___ RECORDED DATA
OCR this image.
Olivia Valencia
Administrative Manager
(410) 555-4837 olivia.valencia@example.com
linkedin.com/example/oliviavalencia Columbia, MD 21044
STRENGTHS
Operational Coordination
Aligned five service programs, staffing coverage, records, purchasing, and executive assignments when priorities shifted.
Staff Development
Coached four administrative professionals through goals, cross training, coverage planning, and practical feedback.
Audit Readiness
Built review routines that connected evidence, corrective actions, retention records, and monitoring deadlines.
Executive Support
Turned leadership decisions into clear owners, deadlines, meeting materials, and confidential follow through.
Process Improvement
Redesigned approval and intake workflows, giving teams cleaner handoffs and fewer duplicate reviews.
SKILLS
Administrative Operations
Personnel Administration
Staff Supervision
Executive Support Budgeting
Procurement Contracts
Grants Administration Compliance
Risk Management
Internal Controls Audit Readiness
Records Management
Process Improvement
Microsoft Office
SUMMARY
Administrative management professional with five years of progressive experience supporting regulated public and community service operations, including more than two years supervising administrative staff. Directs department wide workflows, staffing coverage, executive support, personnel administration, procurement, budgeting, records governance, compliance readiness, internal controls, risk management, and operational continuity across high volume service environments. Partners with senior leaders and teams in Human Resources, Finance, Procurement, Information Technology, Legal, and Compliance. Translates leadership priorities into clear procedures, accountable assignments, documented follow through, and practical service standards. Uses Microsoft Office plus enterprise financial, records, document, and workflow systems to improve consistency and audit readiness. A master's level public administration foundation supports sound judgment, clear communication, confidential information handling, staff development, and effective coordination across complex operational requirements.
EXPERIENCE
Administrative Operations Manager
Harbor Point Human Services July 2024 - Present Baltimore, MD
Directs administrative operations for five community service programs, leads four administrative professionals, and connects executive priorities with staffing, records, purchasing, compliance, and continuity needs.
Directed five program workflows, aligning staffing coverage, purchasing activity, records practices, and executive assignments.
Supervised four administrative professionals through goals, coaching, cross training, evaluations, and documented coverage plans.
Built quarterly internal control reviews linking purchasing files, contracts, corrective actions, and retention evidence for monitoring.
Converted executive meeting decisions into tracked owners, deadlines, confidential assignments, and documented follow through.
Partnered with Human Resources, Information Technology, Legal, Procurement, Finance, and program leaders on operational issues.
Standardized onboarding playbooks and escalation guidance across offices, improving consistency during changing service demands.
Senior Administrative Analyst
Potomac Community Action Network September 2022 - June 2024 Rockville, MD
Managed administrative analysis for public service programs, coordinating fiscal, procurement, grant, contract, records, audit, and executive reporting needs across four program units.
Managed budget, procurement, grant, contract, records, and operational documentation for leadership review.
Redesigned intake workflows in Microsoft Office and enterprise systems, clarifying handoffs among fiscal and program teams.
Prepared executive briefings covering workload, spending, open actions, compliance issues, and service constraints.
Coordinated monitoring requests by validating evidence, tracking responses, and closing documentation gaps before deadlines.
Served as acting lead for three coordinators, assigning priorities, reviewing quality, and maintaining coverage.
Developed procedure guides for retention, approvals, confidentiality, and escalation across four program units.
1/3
______
[DIRECTIONS]:
Pick out all the lines with the word "escalation" in them and copy them.

[SOLUTION BELOW]:
Standardized onboarding playbooks and escalation guidance across offices, improving consistency during changing service demands.
Developed procedure guides for retention, approvals, confidentiality, and escalation across four program units.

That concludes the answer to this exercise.